(DIRECTION): For every line in the data below that contains "triangle", copy the line.

Items from a figure collection:
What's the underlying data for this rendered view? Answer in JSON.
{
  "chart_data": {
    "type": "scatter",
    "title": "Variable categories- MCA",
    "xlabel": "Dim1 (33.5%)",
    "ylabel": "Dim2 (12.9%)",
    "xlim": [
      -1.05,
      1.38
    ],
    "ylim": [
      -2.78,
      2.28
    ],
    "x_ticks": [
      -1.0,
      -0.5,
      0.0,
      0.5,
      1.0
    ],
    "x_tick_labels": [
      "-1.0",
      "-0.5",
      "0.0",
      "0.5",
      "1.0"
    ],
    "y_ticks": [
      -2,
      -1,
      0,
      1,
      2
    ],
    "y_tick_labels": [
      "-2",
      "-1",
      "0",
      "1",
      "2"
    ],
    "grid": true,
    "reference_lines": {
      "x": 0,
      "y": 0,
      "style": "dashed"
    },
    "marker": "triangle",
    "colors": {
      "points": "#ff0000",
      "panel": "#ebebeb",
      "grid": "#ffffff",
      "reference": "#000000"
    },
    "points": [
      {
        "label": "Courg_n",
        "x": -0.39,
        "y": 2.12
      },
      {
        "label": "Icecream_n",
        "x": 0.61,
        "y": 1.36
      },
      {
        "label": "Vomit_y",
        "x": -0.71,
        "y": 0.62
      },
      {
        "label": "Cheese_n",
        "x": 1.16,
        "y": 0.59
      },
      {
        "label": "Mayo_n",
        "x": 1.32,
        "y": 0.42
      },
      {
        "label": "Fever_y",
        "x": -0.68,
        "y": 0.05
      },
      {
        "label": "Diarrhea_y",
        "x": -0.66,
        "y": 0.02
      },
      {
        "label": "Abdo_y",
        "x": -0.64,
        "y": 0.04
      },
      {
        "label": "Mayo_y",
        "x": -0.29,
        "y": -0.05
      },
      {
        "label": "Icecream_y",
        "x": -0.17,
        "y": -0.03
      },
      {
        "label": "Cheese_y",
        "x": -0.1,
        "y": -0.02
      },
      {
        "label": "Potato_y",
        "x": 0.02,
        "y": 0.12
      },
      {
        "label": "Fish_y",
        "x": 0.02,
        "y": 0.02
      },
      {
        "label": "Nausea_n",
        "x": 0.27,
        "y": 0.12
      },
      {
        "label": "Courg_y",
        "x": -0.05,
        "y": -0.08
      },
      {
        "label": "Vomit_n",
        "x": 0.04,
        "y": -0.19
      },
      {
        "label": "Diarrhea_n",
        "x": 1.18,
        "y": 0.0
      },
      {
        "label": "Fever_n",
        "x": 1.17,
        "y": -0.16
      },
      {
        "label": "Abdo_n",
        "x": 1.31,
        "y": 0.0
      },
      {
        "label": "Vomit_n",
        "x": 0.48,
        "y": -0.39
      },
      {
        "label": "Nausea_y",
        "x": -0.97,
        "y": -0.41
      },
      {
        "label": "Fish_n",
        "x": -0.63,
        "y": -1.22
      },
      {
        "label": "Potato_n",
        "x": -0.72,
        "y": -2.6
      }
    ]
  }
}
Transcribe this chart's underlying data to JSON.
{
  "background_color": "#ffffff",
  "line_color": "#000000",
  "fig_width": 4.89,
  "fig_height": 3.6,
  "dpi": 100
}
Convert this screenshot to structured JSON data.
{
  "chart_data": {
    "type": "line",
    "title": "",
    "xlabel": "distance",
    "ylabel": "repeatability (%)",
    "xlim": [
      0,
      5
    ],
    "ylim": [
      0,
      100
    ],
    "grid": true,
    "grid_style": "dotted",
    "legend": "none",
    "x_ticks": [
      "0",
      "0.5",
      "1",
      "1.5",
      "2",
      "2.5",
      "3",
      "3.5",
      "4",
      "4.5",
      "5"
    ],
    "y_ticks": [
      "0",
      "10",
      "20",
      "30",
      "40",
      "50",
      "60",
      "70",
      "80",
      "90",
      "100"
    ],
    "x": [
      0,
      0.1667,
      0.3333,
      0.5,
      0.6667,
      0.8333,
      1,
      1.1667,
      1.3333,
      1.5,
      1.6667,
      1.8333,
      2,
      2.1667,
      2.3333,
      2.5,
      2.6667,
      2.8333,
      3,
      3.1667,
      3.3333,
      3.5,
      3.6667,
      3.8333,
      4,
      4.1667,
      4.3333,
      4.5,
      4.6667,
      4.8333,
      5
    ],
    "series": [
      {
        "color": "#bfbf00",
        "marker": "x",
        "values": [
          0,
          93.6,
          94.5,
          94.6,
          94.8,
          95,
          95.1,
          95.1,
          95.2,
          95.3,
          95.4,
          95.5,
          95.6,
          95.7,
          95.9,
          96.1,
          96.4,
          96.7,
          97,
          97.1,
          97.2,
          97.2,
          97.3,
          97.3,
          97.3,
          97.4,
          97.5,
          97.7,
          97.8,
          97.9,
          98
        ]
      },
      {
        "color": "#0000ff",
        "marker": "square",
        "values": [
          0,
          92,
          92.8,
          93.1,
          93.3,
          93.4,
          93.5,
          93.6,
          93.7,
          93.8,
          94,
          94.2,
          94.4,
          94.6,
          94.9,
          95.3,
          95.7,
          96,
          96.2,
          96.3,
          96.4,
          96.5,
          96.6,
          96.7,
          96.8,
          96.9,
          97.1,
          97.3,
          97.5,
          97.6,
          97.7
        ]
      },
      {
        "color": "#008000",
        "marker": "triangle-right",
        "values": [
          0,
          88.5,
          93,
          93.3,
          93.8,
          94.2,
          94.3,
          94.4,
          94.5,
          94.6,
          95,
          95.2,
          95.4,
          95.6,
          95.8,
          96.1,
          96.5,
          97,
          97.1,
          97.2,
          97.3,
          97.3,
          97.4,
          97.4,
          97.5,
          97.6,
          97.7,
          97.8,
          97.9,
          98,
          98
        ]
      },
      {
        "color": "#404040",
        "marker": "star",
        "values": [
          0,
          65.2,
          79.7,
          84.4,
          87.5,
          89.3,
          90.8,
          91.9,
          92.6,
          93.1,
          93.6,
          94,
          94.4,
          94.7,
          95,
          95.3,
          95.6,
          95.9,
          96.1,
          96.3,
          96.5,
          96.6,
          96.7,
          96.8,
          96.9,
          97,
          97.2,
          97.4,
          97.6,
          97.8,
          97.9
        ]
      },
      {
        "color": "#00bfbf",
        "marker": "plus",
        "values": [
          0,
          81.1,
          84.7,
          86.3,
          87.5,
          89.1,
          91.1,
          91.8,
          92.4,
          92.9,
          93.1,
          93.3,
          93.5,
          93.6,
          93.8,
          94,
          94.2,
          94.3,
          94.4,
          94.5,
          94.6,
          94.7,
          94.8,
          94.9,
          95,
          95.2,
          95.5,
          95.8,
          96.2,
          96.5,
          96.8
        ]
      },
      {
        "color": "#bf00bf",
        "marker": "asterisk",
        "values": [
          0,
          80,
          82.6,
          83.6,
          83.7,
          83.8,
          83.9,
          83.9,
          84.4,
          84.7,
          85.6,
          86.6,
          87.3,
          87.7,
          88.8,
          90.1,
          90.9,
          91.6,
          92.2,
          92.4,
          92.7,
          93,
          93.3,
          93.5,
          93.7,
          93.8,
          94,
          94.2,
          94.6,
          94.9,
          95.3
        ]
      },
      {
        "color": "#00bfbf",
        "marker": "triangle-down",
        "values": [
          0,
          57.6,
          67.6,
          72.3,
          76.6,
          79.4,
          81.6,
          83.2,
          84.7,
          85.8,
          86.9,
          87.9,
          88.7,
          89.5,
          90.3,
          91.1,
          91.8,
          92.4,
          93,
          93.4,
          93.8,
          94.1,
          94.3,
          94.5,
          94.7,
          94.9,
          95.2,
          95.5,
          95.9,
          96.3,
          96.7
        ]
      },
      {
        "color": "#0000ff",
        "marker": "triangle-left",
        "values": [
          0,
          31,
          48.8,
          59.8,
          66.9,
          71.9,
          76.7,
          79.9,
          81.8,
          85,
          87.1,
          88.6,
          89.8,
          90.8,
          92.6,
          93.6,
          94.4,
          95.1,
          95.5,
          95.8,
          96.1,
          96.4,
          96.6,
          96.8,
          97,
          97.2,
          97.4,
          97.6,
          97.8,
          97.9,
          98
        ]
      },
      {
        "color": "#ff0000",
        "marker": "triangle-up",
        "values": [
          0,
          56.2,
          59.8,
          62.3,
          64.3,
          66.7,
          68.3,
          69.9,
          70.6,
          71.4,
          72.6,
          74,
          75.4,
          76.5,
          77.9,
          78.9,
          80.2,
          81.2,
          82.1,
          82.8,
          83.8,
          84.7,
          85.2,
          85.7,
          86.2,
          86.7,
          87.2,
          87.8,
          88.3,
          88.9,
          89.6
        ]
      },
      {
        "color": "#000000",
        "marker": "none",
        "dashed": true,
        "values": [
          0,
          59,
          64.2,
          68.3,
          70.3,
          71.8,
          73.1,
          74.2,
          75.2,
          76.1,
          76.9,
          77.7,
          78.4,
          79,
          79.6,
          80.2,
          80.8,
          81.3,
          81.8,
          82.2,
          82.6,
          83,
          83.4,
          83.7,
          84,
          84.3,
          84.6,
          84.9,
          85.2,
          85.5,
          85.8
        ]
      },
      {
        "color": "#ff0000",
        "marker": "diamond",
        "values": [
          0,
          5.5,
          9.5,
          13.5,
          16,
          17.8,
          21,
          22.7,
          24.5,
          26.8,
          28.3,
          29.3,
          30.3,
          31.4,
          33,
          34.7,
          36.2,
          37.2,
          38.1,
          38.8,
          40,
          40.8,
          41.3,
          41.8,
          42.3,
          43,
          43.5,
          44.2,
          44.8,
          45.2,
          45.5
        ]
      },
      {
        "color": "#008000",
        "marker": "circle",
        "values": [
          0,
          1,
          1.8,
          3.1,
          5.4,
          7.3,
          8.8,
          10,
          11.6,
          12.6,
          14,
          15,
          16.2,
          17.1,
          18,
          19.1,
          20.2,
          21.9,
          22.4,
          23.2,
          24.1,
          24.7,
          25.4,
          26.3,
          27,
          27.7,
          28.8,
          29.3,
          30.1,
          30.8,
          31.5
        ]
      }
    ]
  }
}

(ANSWER TO THIS PROBLEM):
    "marker": "triangle",
        "marker": "triangle-right",
        "marker": "triangle-down",
        "marker": "triangle-left",
        "marker": "triangle-up",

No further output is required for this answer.